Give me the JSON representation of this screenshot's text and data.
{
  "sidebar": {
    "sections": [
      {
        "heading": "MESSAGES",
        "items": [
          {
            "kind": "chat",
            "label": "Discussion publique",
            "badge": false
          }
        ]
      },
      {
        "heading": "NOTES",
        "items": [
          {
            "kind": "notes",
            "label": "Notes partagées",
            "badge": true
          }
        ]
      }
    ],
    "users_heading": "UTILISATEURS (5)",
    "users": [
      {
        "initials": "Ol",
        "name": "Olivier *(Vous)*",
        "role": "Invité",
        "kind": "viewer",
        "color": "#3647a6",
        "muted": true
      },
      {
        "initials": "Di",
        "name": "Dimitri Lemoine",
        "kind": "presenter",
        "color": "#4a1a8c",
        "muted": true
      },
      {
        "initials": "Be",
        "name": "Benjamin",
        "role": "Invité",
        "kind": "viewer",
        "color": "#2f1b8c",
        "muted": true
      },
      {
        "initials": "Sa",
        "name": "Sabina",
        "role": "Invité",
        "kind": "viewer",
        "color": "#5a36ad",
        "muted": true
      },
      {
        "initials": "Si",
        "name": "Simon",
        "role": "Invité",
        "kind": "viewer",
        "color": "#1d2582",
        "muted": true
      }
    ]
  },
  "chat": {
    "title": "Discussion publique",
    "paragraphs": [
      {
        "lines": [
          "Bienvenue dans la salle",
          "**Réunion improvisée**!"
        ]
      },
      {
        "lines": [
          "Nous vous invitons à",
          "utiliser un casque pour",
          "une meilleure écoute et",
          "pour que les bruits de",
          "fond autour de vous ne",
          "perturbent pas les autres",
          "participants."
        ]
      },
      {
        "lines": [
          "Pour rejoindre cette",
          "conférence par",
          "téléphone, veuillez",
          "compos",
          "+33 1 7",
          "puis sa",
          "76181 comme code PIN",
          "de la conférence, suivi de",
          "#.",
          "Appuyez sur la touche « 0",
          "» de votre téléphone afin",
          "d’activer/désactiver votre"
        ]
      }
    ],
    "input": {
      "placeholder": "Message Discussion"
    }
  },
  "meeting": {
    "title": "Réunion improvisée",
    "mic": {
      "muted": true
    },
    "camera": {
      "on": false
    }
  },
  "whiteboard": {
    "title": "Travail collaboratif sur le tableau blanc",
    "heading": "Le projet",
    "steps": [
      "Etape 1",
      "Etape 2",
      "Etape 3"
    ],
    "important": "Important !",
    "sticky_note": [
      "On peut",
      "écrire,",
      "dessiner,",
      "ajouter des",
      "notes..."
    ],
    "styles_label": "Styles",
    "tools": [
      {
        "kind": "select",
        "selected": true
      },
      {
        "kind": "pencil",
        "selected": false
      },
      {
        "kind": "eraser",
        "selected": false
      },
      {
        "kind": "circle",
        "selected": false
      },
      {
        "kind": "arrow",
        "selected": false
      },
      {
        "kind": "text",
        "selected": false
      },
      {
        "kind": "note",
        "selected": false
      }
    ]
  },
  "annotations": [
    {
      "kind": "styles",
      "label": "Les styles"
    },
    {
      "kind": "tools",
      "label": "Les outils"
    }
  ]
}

■ **Exercise**:
Collect the complete line wherever the string "color" appears in the records.

■ **Answer to the exercise**:
        "color": "#3647a6",
        "color": "#4a1a8c",
        "color": "#2f1b8c",
        "color": "#5a36ad",
        "color": "#1d2582",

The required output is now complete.